- **BRIEF**: Write out the data below in full. Keep it exact.

[Saved entries]
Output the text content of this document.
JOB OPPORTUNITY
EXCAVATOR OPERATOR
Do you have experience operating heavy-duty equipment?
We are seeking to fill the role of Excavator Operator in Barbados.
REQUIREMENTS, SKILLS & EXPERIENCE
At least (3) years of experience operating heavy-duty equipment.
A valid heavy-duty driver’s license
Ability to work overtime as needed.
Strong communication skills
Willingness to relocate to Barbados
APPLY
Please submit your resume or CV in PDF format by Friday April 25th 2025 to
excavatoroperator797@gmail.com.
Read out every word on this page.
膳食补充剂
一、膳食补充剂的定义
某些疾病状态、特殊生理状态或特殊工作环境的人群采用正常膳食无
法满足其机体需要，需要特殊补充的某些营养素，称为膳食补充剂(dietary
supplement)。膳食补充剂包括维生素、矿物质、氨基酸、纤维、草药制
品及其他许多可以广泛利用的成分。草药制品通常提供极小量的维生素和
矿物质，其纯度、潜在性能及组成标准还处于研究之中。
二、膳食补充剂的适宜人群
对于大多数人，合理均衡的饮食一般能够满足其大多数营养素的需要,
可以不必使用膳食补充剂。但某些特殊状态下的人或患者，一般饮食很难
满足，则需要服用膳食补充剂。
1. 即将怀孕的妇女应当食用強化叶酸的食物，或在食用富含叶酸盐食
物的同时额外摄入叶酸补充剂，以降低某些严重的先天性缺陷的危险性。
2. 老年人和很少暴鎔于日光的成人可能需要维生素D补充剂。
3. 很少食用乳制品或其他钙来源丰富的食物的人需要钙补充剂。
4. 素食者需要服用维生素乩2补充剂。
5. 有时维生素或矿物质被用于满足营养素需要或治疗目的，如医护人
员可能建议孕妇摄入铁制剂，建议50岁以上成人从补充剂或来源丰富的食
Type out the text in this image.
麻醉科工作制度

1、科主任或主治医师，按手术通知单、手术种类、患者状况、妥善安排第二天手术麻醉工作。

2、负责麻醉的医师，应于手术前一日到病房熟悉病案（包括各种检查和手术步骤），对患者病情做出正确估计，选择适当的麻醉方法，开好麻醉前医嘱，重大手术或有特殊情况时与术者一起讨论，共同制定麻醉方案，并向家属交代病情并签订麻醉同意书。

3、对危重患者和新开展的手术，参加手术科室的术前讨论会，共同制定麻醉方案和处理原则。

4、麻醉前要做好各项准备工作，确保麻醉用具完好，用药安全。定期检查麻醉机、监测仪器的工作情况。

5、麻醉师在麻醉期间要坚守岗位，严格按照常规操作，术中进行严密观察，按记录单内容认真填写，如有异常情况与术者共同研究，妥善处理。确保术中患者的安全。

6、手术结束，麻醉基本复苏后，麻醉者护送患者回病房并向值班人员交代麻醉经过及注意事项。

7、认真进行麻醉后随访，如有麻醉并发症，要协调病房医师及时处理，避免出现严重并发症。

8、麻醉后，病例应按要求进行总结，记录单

- **FINISHED EXERCISE**:
Output the text content of this document.
JOB OPPORTUNITY
EXCAVATOR OPERATOR
Do you have experience operating heavy-duty equipment?
We are seeking to fill the role of Excavator Operator in Barbados.
REQUIREMENTS, SKILLS & EXPERIENCE
At least (3) years of experience operating heavy-duty equipment.
A valid heavy-duty driver’s license
Ability to work overtime as needed.
Strong communication skills
Willingness to relocate to Barbados
APPLY
Please submit your resume or CV in PDF format by Friday April 25th 2025 to
excavatoroperator797@gmail.com.
Read out every word on this page.
膳食补充剂
一、膳食补充剂的定义
某些疾病状态、特殊生理状态或特殊工作环境的人群采用正常膳食无
法满足其机体需要，需要特殊补充的某些营养素，称为膳食补充剂(dietary
supplement)。膳食补充剂包括维生素、矿物质、氨基酸、纤维、草药制
品及其他许多可以广泛利用的成分。草药制品通常提供极小量的维生素和
矿物质，其纯度、潜在性能及组成标准还处于研究之中。
二、膳食补充剂的适宜人群
对于大多数人，合理均衡的饮食一般能够满足其大多数营养素的需要,
可以不必使用膳食补充剂。但某些特殊状态下的人或患者，一般饮食很难
满足，则需要服用膳食补充剂。
1. 即将怀孕的妇女应当食用強化叶酸的食物，或在食用富含叶酸盐食
物的同时额外摄入叶酸补充剂，以降低某些严重的先天性缺陷的危险性。
2. 老年人和很少暴鎔于日光的成人可能需要维生素D补充剂。
3. 很少食用乳制品或其他钙来源丰富的食物的人需要钙补充剂。
4. 素食者需要服用维生素乩2补充剂。
5. 有时维生素或矿物质被用于满足营养素需要或治疗目的，如医护人
员可能建议孕妇摄入铁制剂，建议50岁以上成人从补充剂或来源丰富的食
Type out the text in this image.
麻醉科工作制度

1、科主任或主治医师，按手术通知单、手术种类、患者状况、妥善安排第二天手术麻醉工作。

2、负责麻醉的医师，应于手术前一日到病房熟悉病案（包括各种检查和手术步骤），对患者病情做出正确估计，选择适当的麻醉方法，开好麻醉前医嘱，重大手术或有特殊情况时与术者一起讨论，共同制定麻醉方案，并向家属交代病情并签订麻醉同意书。

3、对危重患者和新开展的手术，参加手术科室的术前讨论会，共同制定麻醉方案和处理原则。

4、麻醉前要做好各项准备工作，确保麻醉用具完好，用药安全。定期检查麻醉机、监测仪器的工作情况。

5、麻醉师在麻醉期间要坚守岗位，严格按照常规操作，术中进行严密观察，按记录单内容认真填写，如有异常情况与术者共同研究，妥善处理。确保术中患者的安全。

6、手术结束，麻醉基本复苏后，麻醉者护送患者回病房并向值班人员交代麻醉经过及注意事项。

7、认真进行麻醉后随访，如有麻醉并发症，要协调病房医师及时处理，避免出现严重并发症。

8、麻醉后，病例应按要求进行总结，记录单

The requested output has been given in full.